##### RECORDS SHOWN #####

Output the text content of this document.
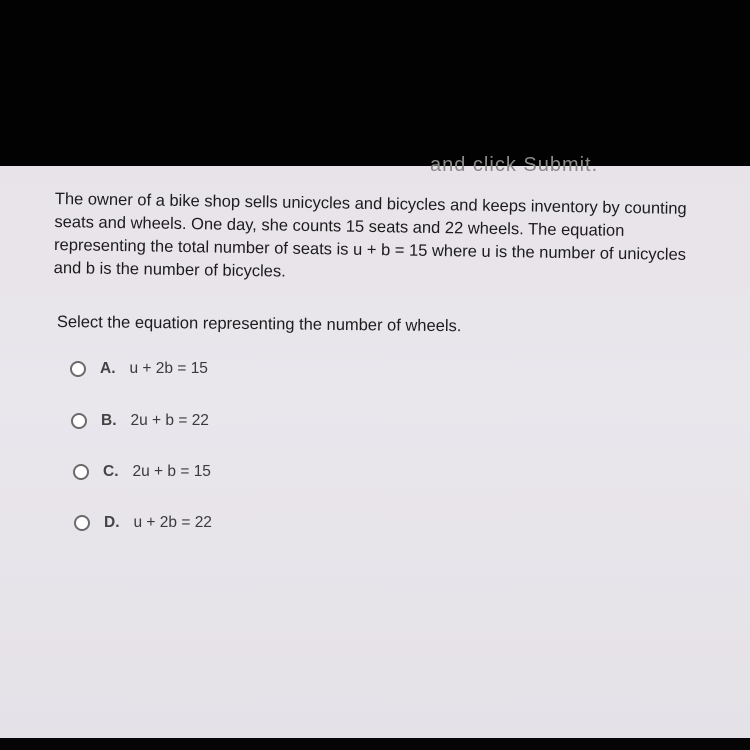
and click Submit.
The owner of a bike shop sells unicycles and bicycles and keeps inventory by counting seats and wheels. One day, she counts 15 seats and 22 wheels. The equation representing the total number of seats is u + b = 15 where u is the number of unicycles and b is the number of bicycles.
Select the equation representing the number of wheels.
A. u + 2b = 15
B. 2u + b = 22
C. 2u + b = 15
D. u + 2b = 22
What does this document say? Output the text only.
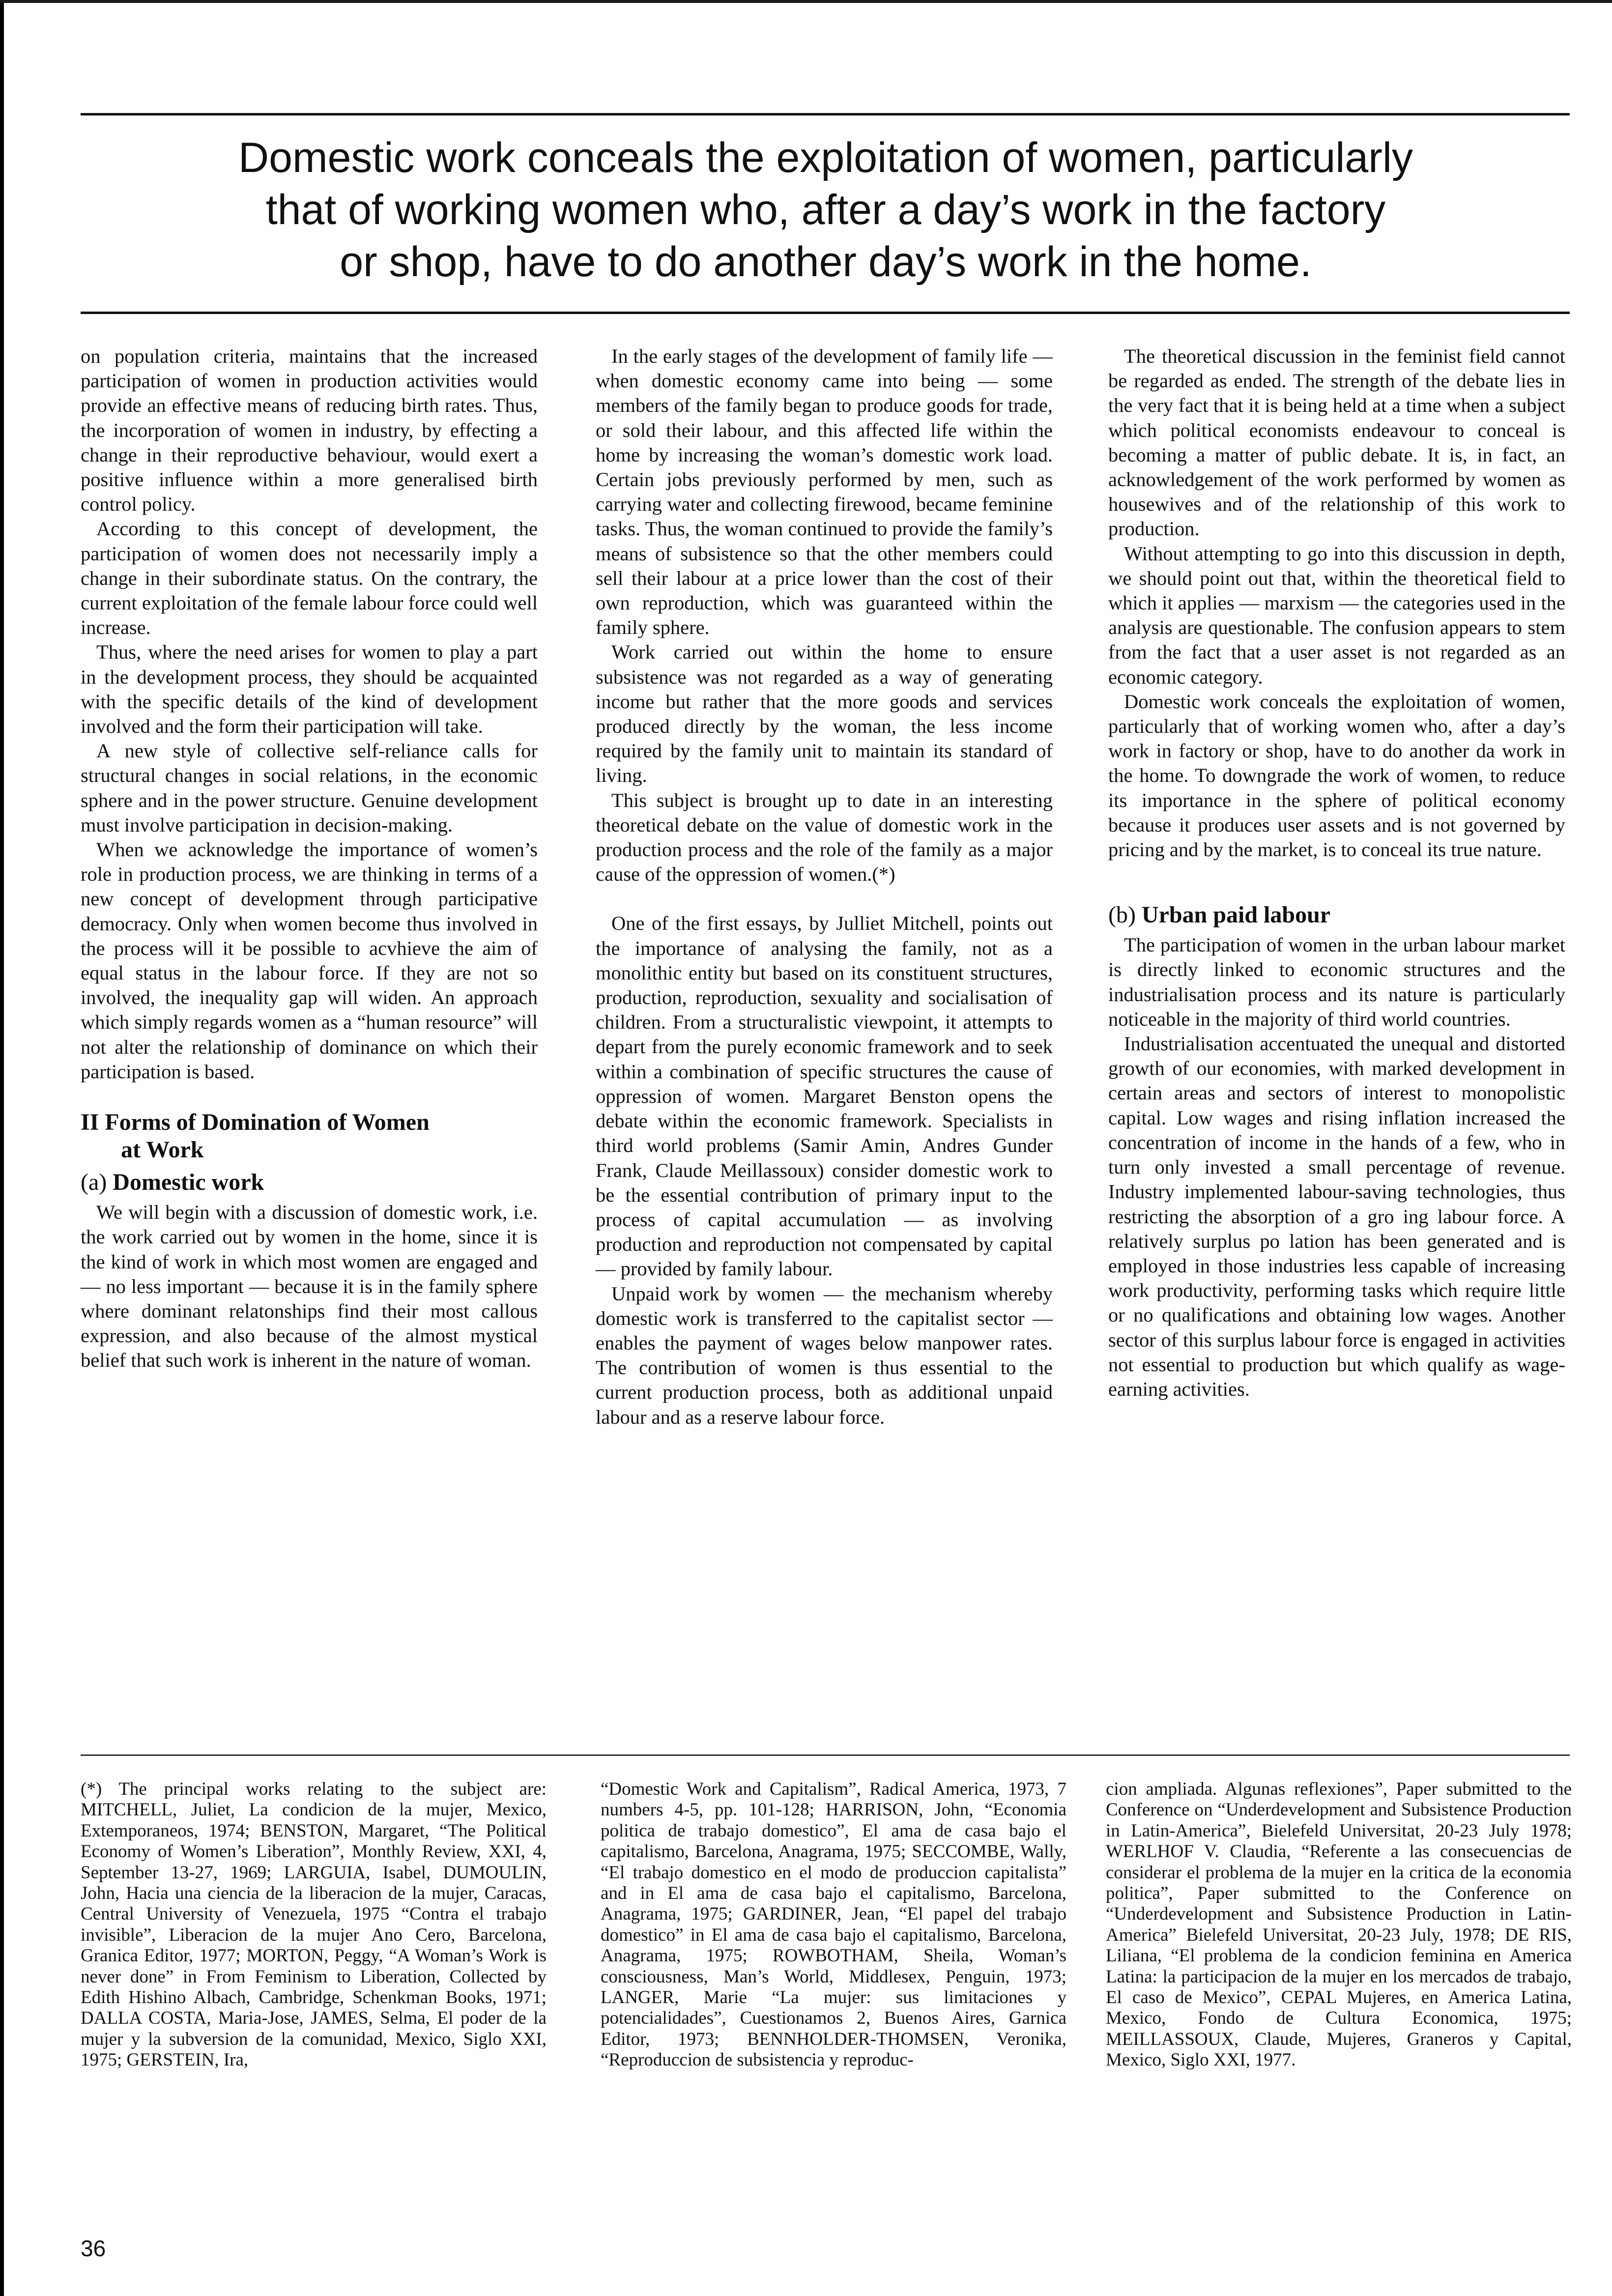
Domestic work conceals the exploitation of women, particularly
that of working women who, after a day’s work in the factory
or shop, have to do another day’s work in the home.

on population criteria, maintains that the increased participation of women in production activities would provide an effective means of reducing birth rates. Thus, the incorporation of women in industry, by effecting a change in their reproductive behaviour, would exert a positive influence within a more generalised birth control policy.

According to this concept of development, the participation of women does not necessarily imply a change in their subordinate status. On the contrary, the current exploitation of the female labour force could well increase.

Thus, where the need arises for women to play a part in the development process, they should be acquainted with the specific details of the kind of development involved and the form their participation will take.

A new style of collective self-reliance calls for structural changes in social relations, in the economic sphere and in the power structure. Genuine development must involve participation in decision-making.

When we acknowledge the importance of women’s role in production process, we are thinking in terms of a new concept of development through participative democracy. Only when women become thus involved in the process will it be possible to acvhieve the aim of equal status in the labour force. If they are not so involved, the inequality gap will widen. An approach which simply regards women as a “human resource” will not alter the relationship of dominance on which their participation is based.

II Forms of Domination of Women
at Work
(a) Domestic work

We will begin with a discussion of domestic work, i.e. the work carried out by women in the home, since it is the kind of work in which most women are engaged and — no less important — because it is in the family sphere where dominant relatonships find their most callous expression, and also because of the almost mystical belief that such work is inherent in the nature of woman.

In the early stages of the development of family life — when domestic economy came into being — some members of the family began to produce goods for trade, or sold their labour, and this affected life within the home by increasing the woman’s domestic work load. Certain jobs previously performed by men, such as carrying water and collecting firewood, became feminine tasks. Thus, the woman continued to provide the family’s means of subsistence so that the other members could sell their labour at a price lower than the cost of their own reproduction, which was guaranteed within the family sphere.

Work carried out within the home to ensure subsistence was not regarded as a way of generating income but rather that the more goods and services produced directly by the woman, the less income required by the family unit to maintain its standard of living.

This subject is brought up to date in an interesting theoretical debate on the value of domestic work in the production process and the role of the family as a major cause of the oppression of women.(*)

One of the first essays, by Julliet Mitchell, points out the importance of analysing the family, not as a monolithic entity but based on its constituent structures, production, reproduction, sexuality and socialisation of children. From a structuralistic viewpoint, it attempts to depart from the purely economic framework and to seek within a combination of specific structures the cause of oppression of women. Margaret Benston opens the debate within the economic framework. Specialists in third world problems (Samir Amin, Andres Gunder Frank, Claude Meillassoux) consider domestic work to be the essential contribution of primary input to the process of capital accumulation — as involving production and reproduction not compensated by capital — provided by family labour.

Unpaid work by women — the mechanism whereby domestic work is transferred to the capitalist sector — enables the payment of wages below manpower rates. The contribution of women is thus essential to the current production process, both as additional unpaid labour and as a reserve labour force.

The theoretical discussion in the feminist field cannot be regarded as ended. The strength of the debate lies in the very fact that it is being held at a time when a subject which political economists endeavour to conceal is becoming a matter of public debate. It is, in fact, an acknowledgement of the work performed by women as housewives and of the relationship of this work to production.

Without attempting to go into this discussion in depth, we should point out that, within the theoretical field to which it applies — marxism — the categories used in the analysis are questionable. The confusion appears to stem from the fact that a user asset is not regarded as an economic category.

Domestic work conceals the exploitation of women, particularly that of working women who, after a day’s work in factory or shop, have to do another da work in the home. To downgrade the work of women, to reduce its importance in the sphere of political economy because it produces user assets and is not governed by pricing and by the market, is to conceal its true nature.

(b) Urban paid labour

The participation of women in the urban labour market is directly linked to economic structures and the industrialisation process and its nature is particularly noticeable in the majority of third world countries.

Industrialisation accentuated the unequal and distorted growth of our economies, with marked development in certain areas and sectors of interest to monopolistic capital. Low wages and rising inflation increased the concentration of income in the hands of a few, who in turn only invested a small percentage of revenue. Industry implemented labour-saving technologies, thus restricting the absorption of a gro ing labour force. A relatively surplus po lation has been generated and is employed in those industries less capable of increasing work productivity, performing tasks which require little or no qualifications and obtaining low wages. Another sector of this surplus labour force is engaged in activities not essential to production but which qualify as wage-earning activities.

(*) The principal works relating to the subject are: MITCHELL, Juliet, La condicion de la mujer, Mexico, Extemporaneos, 1974; BENSTON, Margaret, “The Political Economy of Women’s Liberation”, Monthly Review, XXI, 4, September 13-27, 1969; LARGUIA, Isabel, DUMOULIN, John, Hacia una ciencia de la liberacion de la mujer, Caracas, Central University of Venezuela, 1975 “Contra el trabajo invisible”, Liberacion de la mujer Ano Cero, Barcelona, Granica Editor, 1977; MORTON, Peggy, “A Woman’s Work is never done” in From Feminism to Liberation, Collected by Edith Hishino Albach, Cambridge, Schenkman Books, 1971; DALLA COSTA, Maria-Jose, JAMES, Selma, El poder de la mujer y la subversion de la comunidad, Mexico, Siglo XXI, 1975; GERSTEIN, Ira,

“Domestic Work and Capitalism”, Radical America, 1973, 7 numbers 4-5, pp. 101-128; HARRISON, John, “Economia politica de trabajo domestico”, El ama de casa bajo el capitalismo, Barcelona, Anagrama, 1975; SECCOMBE, Wally, “El trabajo domestico en el modo de produccion capitalista” and in El ama de casa bajo el capitalismo, Barcelona, Anagrama, 1975; GARDINER, Jean, “El papel del trabajo domestico” in El ama de casa bajo el capitalismo, Barcelona, Anagrama, 1975; ROWBOTHAM, Sheila, Woman’s consciousness, Man’s World, Middlesex, Penguin, 1973; LANGER, Marie “La mujer: sus limitaciones y potencialidades”, Cuestionamos 2, Buenos Aires, Garnica Editor, 1973; BENNHOLDER-THOMSEN, Veronika, “Reproduccion de subsistencia y reproduc-

cion ampliada. Algunas reflexiones”, Paper submitted to the Conference on “Underdevelopment and Subsistence Production in Latin-America”, Bielefeld Universitat, 20-23 July 1978; WERLHOF V. Claudia, “Referente a las consecuencias de considerar el problema de la mujer en la critica de la economia politica”, Paper submitted to the Conference on “Underdevelopment and Subsistence Production in Latin-America” Bielefeld Universitat, 20-23 July, 1978; DE RIS, Liliana, “El problema de la condicion feminina en America Latina: la participacion de la mujer en los mercados de trabajo, El caso de Mexico”, CEPAL Mujeres, en America Latina, Mexico, Fondo de Cultura Economica, 1975; MEILLASSOUX, Claude, Mujeres, Graneros y Capital, Mexico, Siglo XXI, 1977.

36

#####

#### STATED TASK:
Each record above is to be restated exactly, with its pictures removed from the copy.

#### PROBLEM SOLUTION:
Output the text content of this document.
and click Submit.
The owner of a bike shop sells unicycles and bicycles and keeps inventory by counting seats and wheels. One day, she counts 15 seats and 22 wheels. The equation representing the total number of seats is u + b = 15 where u is the number of unicycles and b is the number of bicycles.
Select the equation representing the number of wheels.
A. u + 2b = 15
B. 2u + b = 22
C. 2u + b = 15
D. u + 2b = 22
What does this document say? Output the text only.
Domestic work conceals the exploitation of women, particularly
that of working women who, after a day’s work in the factory
or shop, have to do another day’s work in the home.

on population criteria, maintains that the increased participation of women in production activities would provide an effective means of reducing birth rates. Thus, the incorporation of women in industry, by effecting a change in their reproductive behaviour, would exert a positive influence within a more generalised birth control policy.

According to this concept of development, the participation of women does not necessarily imply a change in their subordinate status. On the contrary, the current exploitation of the female labour force could well increase.

Thus, where the need arises for women to play a part in the development process, they should be acquainted with the specific details of the kind of development involved and the form their participation will take.

A new style of collective self-reliance calls for structural changes in social relations, in the economic sphere and in the power structure. Genuine development must involve participation in decision-making.

When we acknowledge the importance of women’s role in production process, we are thinking in terms of a new concept of development through participative democracy. Only when women become thus involved in the process will it be possible to acvhieve the aim of equal status in the labour force. If they are not so involved, the inequality gap will widen. An approach which simply regards women as a “human resource” will not alter the relationship of dominance on which their participation is based.

II Forms of Domination of Women
at Work
(a) Domestic work

We will begin with a discussion of domestic work, i.e. the work carried out by women in the home, since it is the kind of work in which most women are engaged and — no less important — because it is in the family sphere where dominant relatonships find their most callous expression, and also because of the almost mystical belief that such work is inherent in the nature of woman.

In the early stages of the development of family life — when domestic economy came into being — some members of the family began to produce goods for trade, or sold their labour, and this affected life within the home by increasing the woman’s domestic work load. Certain jobs previously performed by men, such as carrying water and collecting firewood, became feminine tasks. Thus, the woman continued to provide the family’s means of subsistence so that the other members could sell their labour at a price lower than the cost of their own reproduction, which was guaranteed within the family sphere.

Work carried out within the home to ensure subsistence was not regarded as a way of generating income but rather that the more goods and services produced directly by the woman, the less income required by the family unit to maintain its standard of living.

This subject is brought up to date in an interesting theoretical debate on the value of domestic work in the production process and the role of the family as a major cause of the oppression of women.(*)

One of the first essays, by Julliet Mitchell, points out the importance of analysing the family, not as a monolithic entity but based on its constituent structures, production, reproduction, sexuality and socialisation of children. From a structuralistic viewpoint, it attempts to depart from the purely economic framework and to seek within a combination of specific structures the cause of oppression of women. Margaret Benston opens the debate within the economic framework. Specialists in third world problems (Samir Amin, Andres Gunder Frank, Claude Meillassoux) consider domestic work to be the essential contribution of primary input to the process of capital accumulation — as involving production and reproduction not compensated by capital — provided by family labour.

Unpaid work by women — the mechanism whereby domestic work is transferred to the capitalist sector — enables the payment of wages below manpower rates. The contribution of women is thus essential to the current production process, both as additional unpaid labour and as a reserve labour force.

The theoretical discussion in the feminist field cannot be regarded as ended. The strength of the debate lies in the very fact that it is being held at a time when a subject which political economists endeavour to conceal is becoming a matter of public debate. It is, in fact, an acknowledgement of the work performed by women as housewives and of the relationship of this work to production.

Without attempting to go into this discussion in depth, we should point out that, within the theoretical field to which it applies — marxism — the categories used in the analysis are questionable. The confusion appears to stem from the fact that a user asset is not regarded as an economic category.

Domestic work conceals the exploitation of women, particularly that of working women who, after a day’s work in factory or shop, have to do another da work in the home. To downgrade the work of women, to reduce its importance in the sphere of political economy because it produces user assets and is not governed by pricing and by the market, is to conceal its true nature.

(b) Urban paid labour

The participation of women in the urban labour market is directly linked to economic structures and the industrialisation process and its nature is particularly noticeable in the majority of third world countries.

Industrialisation accentuated the unequal and distorted growth of our economies, with marked development in certain areas and sectors of interest to monopolistic capital. Low wages and rising inflation increased the concentration of income in the hands of a few, who in turn only invested a small percentage of revenue. Industry implemented labour-saving technologies, thus restricting the absorption of a gro ing labour force. A relatively surplus po lation has been generated and is employed in those industries less capable of increasing work productivity, performing tasks which require little or no qualifications and obtaining low wages. Another sector of this surplus labour force is engaged in activities not essential to production but which qualify as wage-earning activities.

(*) The principal works relating to the subject are: MITCHELL, Juliet, La condicion de la mujer, Mexico, Extemporaneos, 1974; BENSTON, Margaret, “The Political Economy of Women’s Liberation”, Monthly Review, XXI, 4, September 13-27, 1969; LARGUIA, Isabel, DUMOULIN, John, Hacia una ciencia de la liberacion de la mujer, Caracas, Central University of Venezuela, 1975 “Contra el trabajo invisible”, Liberacion de la mujer Ano Cero, Barcelona, Granica Editor, 1977; MORTON, Peggy, “A Woman’s Work is never done” in From Feminism to Liberation, Collected by Edith Hishino Albach, Cambridge, Schenkman Books, 1971; DALLA COSTA, Maria-Jose, JAMES, Selma, El poder de la mujer y la subversion de la comunidad, Mexico, Siglo XXI, 1975; GERSTEIN, Ira,

“Domestic Work and Capitalism”, Radical America, 1973, 7 numbers 4-5, pp. 101-128; HARRISON, John, “Economia politica de trabajo domestico”, El ama de casa bajo el capitalismo, Barcelona, Anagrama, 1975; SECCOMBE, Wally, “El trabajo domestico en el modo de produccion capitalista” and in El ama de casa bajo el capitalismo, Barcelona, Anagrama, 1975; GARDINER, Jean, “El papel del trabajo domestico” in El ama de casa bajo el capitalismo, Barcelona, Anagrama, 1975; ROWBOTHAM, Sheila, Woman’s consciousness, Man’s World, Middlesex, Penguin, 1973; LANGER, Marie “La mujer: sus limitaciones y potencialidades”, Cuestionamos 2, Buenos Aires, Garnica Editor, 1973; BENNHOLDER-THOMSEN, Veronika, “Reproduccion de subsistencia y reproduc-

cion ampliada. Algunas reflexiones”, Paper submitted to the Conference on “Underdevelopment and Subsistence Production in Latin-America”, Bielefeld Universitat, 20-23 July 1978; WERLHOF V. Claudia, “Referente a las consecuencias de considerar el problema de la mujer en la critica de la economia politica”, Paper submitted to the Conference on “Underdevelopment and Subsistence Production in Latin-America” Bielefeld Universitat, 20-23 July, 1978; DE RIS, Liliana, “El problema de la condicion feminina en America Latina: la participacion de la mujer en los mercados de trabajo, El caso de Mexico”, CEPAL Mujeres, en America Latina, Mexico, Fondo de Cultura Economica, 1975; MEILLASSOUX, Claude, Mujeres, Graneros y Capital, Mexico, Siglo XXI, 1977.

36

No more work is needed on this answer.